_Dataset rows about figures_
- - -
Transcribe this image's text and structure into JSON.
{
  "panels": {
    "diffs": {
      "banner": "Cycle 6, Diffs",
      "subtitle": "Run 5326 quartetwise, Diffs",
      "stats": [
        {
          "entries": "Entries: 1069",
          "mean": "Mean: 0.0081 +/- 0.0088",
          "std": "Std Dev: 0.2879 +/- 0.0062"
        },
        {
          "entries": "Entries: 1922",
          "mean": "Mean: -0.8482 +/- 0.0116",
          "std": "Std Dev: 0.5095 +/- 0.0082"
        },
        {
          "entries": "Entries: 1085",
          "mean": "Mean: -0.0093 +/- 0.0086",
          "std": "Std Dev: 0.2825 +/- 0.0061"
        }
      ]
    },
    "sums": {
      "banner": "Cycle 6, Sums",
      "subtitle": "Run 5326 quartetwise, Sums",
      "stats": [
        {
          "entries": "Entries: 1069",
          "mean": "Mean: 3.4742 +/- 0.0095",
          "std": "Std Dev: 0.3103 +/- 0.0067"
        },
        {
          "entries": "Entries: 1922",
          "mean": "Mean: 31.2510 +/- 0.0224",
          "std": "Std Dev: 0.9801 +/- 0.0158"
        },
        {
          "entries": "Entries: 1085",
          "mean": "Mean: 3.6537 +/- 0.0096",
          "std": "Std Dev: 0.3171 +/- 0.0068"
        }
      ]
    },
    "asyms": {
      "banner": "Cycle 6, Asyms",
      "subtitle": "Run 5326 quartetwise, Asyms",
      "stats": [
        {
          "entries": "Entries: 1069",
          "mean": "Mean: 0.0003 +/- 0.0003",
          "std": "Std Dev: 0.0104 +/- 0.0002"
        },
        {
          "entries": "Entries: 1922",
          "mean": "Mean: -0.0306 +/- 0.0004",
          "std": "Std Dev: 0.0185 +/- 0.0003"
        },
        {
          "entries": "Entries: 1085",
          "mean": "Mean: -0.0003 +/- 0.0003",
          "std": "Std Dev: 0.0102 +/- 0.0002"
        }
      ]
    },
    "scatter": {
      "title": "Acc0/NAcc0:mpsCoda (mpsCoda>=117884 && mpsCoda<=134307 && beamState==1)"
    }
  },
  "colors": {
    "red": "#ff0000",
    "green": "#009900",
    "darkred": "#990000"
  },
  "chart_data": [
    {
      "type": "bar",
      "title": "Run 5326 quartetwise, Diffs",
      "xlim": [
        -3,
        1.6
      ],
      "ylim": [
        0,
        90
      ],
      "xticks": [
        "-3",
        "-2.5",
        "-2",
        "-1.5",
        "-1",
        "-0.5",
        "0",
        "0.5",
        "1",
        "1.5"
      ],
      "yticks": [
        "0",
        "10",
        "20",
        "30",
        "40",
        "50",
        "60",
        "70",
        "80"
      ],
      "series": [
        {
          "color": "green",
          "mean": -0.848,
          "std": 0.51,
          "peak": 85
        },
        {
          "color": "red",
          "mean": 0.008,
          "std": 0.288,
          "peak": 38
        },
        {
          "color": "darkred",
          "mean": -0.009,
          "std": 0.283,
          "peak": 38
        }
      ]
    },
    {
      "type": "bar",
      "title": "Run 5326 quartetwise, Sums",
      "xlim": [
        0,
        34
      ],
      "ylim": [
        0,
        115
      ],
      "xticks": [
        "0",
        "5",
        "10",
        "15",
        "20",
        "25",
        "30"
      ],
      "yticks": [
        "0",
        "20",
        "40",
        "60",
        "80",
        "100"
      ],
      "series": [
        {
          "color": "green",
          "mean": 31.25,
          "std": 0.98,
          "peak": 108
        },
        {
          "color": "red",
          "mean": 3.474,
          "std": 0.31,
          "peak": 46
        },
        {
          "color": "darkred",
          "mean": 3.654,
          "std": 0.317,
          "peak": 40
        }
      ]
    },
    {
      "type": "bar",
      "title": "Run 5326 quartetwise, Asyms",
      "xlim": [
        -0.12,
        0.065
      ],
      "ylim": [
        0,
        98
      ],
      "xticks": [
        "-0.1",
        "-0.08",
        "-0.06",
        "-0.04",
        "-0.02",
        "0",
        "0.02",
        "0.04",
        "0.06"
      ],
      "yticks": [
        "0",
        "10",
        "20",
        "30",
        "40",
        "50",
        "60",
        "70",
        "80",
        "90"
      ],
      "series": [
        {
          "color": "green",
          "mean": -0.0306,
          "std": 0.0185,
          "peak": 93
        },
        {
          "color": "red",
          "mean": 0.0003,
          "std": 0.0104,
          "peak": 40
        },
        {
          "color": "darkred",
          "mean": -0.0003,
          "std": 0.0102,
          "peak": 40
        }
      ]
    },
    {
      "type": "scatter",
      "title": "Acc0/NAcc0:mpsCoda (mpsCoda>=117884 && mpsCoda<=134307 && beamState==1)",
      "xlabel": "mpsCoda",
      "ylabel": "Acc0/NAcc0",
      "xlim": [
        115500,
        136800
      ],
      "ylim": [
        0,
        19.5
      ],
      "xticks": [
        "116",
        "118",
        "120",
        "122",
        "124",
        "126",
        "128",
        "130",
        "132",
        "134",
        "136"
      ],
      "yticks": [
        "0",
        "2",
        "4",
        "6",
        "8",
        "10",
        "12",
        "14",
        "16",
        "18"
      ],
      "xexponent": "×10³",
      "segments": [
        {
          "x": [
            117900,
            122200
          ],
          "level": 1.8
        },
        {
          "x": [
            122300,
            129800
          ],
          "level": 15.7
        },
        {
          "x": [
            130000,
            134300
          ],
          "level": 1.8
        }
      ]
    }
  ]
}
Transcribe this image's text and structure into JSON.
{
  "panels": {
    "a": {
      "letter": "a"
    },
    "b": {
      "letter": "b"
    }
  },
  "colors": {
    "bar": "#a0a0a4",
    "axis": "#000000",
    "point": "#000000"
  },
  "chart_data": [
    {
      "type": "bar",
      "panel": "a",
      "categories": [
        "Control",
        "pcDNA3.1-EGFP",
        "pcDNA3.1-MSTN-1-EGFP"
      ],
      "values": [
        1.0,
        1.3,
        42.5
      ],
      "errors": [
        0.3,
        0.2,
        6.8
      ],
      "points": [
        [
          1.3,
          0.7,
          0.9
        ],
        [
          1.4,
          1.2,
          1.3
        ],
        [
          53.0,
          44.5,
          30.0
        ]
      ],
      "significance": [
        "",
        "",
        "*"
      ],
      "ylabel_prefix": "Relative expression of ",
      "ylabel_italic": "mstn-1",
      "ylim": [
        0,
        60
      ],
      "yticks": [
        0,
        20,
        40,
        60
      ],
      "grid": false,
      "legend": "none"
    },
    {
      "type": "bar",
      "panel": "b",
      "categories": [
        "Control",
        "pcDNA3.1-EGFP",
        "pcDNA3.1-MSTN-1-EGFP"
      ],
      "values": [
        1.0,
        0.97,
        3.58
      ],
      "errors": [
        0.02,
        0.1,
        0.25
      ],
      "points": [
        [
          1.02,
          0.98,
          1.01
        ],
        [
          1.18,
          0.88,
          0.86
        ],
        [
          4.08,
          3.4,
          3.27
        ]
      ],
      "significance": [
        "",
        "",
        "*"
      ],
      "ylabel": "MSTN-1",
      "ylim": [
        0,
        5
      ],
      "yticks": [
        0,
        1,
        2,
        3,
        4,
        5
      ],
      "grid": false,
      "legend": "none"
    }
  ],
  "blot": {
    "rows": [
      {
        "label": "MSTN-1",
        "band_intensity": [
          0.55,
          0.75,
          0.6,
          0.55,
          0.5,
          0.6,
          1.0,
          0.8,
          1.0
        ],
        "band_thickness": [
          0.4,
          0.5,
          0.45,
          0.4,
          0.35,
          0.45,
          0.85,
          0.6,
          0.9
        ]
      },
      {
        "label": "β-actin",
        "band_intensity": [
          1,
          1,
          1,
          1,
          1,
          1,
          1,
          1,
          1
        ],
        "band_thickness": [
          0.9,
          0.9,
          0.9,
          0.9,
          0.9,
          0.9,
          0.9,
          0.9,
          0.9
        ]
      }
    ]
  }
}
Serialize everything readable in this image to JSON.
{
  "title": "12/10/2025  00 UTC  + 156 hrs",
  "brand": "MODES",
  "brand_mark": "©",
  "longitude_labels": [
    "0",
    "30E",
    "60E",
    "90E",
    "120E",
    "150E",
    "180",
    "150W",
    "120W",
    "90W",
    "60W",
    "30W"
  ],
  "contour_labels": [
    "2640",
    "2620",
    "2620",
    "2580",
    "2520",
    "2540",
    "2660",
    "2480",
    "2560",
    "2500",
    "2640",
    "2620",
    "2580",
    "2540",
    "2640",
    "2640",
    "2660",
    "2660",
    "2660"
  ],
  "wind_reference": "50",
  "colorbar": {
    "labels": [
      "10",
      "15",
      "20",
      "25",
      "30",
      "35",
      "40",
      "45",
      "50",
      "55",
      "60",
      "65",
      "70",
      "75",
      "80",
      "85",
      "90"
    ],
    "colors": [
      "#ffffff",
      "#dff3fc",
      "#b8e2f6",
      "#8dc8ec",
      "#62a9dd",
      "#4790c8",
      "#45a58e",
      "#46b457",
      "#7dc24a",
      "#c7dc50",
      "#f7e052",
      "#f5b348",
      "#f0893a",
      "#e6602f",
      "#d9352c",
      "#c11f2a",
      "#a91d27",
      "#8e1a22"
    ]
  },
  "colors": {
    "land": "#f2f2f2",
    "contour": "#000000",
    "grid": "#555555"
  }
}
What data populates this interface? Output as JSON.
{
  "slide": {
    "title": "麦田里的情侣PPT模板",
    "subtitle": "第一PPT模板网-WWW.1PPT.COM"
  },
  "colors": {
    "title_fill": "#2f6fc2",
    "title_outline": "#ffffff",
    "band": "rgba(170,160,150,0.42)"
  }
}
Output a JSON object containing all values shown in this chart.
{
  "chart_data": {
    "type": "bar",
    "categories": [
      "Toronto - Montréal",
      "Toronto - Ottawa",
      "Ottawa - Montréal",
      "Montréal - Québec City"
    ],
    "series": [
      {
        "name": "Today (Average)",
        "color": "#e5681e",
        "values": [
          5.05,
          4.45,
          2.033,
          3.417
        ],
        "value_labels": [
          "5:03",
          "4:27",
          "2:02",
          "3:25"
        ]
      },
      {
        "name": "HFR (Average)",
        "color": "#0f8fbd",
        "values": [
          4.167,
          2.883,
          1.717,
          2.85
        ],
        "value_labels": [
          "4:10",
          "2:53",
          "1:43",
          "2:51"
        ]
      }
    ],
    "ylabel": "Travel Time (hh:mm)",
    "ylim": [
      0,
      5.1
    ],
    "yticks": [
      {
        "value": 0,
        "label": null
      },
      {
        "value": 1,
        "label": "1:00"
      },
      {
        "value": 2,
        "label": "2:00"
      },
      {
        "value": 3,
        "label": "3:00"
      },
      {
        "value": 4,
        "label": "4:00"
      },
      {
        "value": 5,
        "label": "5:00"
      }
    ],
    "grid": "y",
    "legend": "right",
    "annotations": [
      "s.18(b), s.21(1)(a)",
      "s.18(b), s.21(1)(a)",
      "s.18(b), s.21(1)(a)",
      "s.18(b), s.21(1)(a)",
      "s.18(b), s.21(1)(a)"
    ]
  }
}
- - -
_What needs to be done_
Extract all lines of the records above that include "Montréal".

_Output for this task_
      "Toronto - Montréal",
      "Ottawa - Montréal",
      "Montréal - Québec City"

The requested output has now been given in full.